═════ Input for this task ═════
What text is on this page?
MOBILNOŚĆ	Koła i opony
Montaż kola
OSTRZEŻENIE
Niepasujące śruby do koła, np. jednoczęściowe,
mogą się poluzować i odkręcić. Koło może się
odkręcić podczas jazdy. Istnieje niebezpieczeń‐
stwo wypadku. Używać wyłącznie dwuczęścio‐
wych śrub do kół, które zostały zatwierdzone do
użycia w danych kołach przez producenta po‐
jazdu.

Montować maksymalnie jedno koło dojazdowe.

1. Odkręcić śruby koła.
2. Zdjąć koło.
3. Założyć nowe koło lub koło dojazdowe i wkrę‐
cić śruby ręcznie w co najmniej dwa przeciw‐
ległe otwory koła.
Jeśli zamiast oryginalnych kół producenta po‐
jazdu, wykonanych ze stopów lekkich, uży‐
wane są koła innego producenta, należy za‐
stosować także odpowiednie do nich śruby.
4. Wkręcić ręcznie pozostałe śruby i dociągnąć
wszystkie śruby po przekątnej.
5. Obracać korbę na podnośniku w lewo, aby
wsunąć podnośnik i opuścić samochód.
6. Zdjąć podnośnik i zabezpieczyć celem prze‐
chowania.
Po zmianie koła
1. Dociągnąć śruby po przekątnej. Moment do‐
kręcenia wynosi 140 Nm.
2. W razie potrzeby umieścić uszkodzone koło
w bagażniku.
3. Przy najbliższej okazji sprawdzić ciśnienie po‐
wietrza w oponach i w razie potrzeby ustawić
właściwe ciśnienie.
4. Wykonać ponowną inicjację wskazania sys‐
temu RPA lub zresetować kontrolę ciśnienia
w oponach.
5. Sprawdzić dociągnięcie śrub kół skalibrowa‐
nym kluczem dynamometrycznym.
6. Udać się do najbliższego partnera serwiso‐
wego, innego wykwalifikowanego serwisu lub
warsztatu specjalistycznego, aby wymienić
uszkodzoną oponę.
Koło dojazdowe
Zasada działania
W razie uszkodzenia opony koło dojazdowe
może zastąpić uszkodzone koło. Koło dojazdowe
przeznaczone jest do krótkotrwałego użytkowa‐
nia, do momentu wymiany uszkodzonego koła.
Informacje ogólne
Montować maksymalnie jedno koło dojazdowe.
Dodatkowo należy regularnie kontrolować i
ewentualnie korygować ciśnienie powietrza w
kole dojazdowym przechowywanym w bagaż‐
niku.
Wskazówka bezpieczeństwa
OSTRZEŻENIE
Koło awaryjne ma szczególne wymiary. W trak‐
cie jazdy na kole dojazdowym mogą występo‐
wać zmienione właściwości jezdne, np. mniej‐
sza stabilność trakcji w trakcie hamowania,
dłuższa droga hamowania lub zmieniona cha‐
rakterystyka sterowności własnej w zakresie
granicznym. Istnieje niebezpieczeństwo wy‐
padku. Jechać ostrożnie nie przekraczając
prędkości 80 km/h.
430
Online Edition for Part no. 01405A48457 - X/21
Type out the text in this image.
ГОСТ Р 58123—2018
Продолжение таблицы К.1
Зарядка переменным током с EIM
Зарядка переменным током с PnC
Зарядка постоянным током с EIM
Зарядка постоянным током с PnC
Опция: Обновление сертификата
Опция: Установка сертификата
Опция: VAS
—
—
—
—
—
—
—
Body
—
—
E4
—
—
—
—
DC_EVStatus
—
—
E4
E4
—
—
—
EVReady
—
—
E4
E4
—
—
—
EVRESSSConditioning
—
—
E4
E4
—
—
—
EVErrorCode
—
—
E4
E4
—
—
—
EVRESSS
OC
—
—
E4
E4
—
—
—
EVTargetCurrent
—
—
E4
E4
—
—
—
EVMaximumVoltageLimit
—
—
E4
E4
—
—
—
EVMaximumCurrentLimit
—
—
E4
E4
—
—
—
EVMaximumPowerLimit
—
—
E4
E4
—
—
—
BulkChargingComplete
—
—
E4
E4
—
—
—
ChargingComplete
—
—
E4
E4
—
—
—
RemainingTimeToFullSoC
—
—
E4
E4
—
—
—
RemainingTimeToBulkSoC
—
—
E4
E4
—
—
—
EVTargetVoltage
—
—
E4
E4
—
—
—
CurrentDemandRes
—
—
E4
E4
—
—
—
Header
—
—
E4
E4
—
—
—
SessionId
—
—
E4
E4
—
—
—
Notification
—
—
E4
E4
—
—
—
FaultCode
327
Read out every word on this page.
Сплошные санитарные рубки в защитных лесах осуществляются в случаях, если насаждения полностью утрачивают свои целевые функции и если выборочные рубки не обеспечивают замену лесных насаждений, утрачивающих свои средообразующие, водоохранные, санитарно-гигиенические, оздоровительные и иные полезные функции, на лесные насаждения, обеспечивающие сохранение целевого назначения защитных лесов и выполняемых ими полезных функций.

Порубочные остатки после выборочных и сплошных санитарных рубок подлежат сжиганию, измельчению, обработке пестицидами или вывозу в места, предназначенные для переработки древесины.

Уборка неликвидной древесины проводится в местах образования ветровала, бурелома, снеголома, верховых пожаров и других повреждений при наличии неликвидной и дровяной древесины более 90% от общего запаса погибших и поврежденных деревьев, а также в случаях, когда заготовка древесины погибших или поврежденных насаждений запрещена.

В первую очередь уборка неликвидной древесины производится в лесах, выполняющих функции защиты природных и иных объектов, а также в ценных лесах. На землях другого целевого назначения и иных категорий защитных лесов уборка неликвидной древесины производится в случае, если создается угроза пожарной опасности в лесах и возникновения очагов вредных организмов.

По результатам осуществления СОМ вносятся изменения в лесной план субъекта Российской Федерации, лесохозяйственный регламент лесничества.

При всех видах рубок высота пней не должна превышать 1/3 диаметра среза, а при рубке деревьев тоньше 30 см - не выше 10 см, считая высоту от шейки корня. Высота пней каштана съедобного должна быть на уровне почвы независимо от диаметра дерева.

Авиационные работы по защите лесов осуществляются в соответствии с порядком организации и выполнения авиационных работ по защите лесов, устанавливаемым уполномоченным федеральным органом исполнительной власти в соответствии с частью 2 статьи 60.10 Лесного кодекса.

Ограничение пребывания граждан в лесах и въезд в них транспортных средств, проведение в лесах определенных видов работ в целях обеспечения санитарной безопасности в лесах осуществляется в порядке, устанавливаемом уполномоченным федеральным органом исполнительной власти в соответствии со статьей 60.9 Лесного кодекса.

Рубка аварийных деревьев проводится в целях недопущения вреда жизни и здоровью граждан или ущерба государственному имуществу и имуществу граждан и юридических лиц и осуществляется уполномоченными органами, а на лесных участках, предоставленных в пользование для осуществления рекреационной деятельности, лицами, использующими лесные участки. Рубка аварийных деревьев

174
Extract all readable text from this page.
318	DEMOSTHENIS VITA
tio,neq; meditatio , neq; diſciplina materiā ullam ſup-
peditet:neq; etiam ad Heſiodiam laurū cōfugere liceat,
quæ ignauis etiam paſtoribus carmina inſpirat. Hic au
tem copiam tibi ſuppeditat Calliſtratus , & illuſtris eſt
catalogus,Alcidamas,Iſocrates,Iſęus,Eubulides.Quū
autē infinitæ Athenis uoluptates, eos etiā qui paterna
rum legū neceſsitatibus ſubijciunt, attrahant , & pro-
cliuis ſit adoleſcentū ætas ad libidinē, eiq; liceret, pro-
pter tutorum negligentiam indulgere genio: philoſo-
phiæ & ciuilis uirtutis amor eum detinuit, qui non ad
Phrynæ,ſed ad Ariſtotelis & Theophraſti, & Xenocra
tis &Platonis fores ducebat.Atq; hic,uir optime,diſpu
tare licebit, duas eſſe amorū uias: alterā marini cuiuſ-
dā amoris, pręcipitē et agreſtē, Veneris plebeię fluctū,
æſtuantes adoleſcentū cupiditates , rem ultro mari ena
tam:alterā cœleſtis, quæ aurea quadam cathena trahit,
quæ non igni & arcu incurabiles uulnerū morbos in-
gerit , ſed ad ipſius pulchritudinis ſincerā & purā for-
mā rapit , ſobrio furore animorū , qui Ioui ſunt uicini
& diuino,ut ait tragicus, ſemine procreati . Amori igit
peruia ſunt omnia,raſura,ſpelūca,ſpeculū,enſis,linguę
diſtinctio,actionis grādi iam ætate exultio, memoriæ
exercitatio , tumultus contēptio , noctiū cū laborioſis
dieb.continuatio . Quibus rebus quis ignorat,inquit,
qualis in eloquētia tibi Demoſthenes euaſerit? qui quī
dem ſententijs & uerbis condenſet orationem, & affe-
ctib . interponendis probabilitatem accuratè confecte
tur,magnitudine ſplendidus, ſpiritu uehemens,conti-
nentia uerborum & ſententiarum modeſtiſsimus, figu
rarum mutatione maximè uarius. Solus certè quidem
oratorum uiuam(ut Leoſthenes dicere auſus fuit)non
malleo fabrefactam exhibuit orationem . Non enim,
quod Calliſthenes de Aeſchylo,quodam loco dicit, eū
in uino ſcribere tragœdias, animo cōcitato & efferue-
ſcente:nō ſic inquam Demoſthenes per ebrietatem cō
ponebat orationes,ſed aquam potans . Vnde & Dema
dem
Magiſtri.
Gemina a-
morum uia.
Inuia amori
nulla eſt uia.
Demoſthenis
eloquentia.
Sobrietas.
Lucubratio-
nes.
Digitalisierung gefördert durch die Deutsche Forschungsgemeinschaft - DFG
═════
Instructions for the task →
Copy out all lines from the material above that contain the string "dojazdowe".

Solution →
Montować maksymalnie jedno koło dojazdowe.
3. Założyć nowe koło lub koło dojazdowe i wkrę‐
Koło dojazdowe
W razie uszkodzenia opony koło dojazdowe
może zastąpić uszkodzone koło. Koło dojazdowe
Montować maksymalnie jedno koło dojazdowe.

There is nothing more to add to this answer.